■ **TASK DESCRIPTION**
Beginning at the line that contains "Enumerate this screenshot's", transcribe the remaining lines of the listing exactly; include the final line and omit everything before.

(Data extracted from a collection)

-*-*-

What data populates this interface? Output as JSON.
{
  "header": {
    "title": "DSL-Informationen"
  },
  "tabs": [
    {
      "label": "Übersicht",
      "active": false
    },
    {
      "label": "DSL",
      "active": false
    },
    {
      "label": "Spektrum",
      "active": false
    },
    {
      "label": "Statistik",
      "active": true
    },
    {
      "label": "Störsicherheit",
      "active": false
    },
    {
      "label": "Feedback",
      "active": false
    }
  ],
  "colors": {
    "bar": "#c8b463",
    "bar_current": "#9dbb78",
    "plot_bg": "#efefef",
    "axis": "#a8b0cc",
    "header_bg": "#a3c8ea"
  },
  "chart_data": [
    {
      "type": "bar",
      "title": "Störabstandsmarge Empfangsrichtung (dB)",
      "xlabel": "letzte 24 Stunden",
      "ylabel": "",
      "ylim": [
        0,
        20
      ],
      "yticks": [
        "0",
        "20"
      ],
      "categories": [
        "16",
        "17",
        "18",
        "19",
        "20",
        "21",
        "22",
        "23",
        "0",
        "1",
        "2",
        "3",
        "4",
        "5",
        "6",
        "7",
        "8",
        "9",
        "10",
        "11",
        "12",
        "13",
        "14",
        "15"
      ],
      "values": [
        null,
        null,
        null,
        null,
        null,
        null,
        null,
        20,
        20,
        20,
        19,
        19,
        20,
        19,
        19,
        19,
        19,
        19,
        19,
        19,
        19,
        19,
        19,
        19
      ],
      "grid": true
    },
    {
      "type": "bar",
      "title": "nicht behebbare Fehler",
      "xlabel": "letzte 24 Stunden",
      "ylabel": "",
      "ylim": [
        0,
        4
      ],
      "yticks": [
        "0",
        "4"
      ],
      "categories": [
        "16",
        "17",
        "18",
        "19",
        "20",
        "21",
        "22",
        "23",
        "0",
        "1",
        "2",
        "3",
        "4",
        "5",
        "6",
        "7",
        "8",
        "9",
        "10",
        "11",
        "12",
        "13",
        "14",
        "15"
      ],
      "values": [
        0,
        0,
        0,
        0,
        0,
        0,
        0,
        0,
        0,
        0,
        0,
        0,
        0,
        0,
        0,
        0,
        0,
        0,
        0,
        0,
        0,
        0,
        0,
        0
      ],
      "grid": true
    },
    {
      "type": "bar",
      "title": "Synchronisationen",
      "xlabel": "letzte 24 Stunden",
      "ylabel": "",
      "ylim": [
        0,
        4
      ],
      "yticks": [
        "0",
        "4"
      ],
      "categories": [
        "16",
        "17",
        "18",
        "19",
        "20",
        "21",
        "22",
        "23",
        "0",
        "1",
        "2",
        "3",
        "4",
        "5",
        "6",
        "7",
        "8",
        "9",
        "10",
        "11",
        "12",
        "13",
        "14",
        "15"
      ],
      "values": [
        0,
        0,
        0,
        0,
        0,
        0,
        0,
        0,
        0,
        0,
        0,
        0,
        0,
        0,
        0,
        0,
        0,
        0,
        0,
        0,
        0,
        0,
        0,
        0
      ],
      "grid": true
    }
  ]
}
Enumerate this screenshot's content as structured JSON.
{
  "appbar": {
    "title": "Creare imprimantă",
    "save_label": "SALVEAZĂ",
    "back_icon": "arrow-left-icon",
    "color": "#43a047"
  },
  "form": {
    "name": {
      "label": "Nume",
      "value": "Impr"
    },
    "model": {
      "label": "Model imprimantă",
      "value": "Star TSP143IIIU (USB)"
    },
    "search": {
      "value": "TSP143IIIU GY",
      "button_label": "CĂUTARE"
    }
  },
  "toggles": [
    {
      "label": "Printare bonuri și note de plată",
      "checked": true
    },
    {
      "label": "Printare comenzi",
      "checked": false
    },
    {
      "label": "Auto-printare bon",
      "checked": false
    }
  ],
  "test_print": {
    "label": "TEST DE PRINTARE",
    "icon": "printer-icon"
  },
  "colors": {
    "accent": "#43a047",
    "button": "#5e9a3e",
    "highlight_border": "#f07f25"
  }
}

-*-*-

■ **FINISHED EXERCISE**
Enumerate this screenshot's content as structured JSON.
{
  "appbar": {
    "title": "Creare imprimantă",
    "save_label": "SALVEAZĂ",
    "back_icon": "arrow-left-icon",
    "color": "#43a047"
  },
  "form": {
    "name": {
      "label": "Nume",
      "value": "Impr"
    },
    "model": {
      "label": "Model imprimantă",
      "value": "Star TSP143IIIU (USB)"
    },
    "search": {
      "value": "TSP143IIIU GY",
      "button_label": "CĂUTARE"
    }
  },
  "toggles": [
    {
      "label": "Printare bonuri și note de plată",
      "checked": true
    },
    {
      "label": "Printare comenzi",
      "checked": false
    },
    {
      "label": "Auto-printare bon",
      "checked": false
    }
  ],
  "test_print": {
    "label": "TEST DE PRINTARE",
    "icon": "printer-icon"
  },
  "colors": {
    "accent": "#43a047",
    "button": "#5e9a3e",
    "highlight_border": "#f07f25"
  }
}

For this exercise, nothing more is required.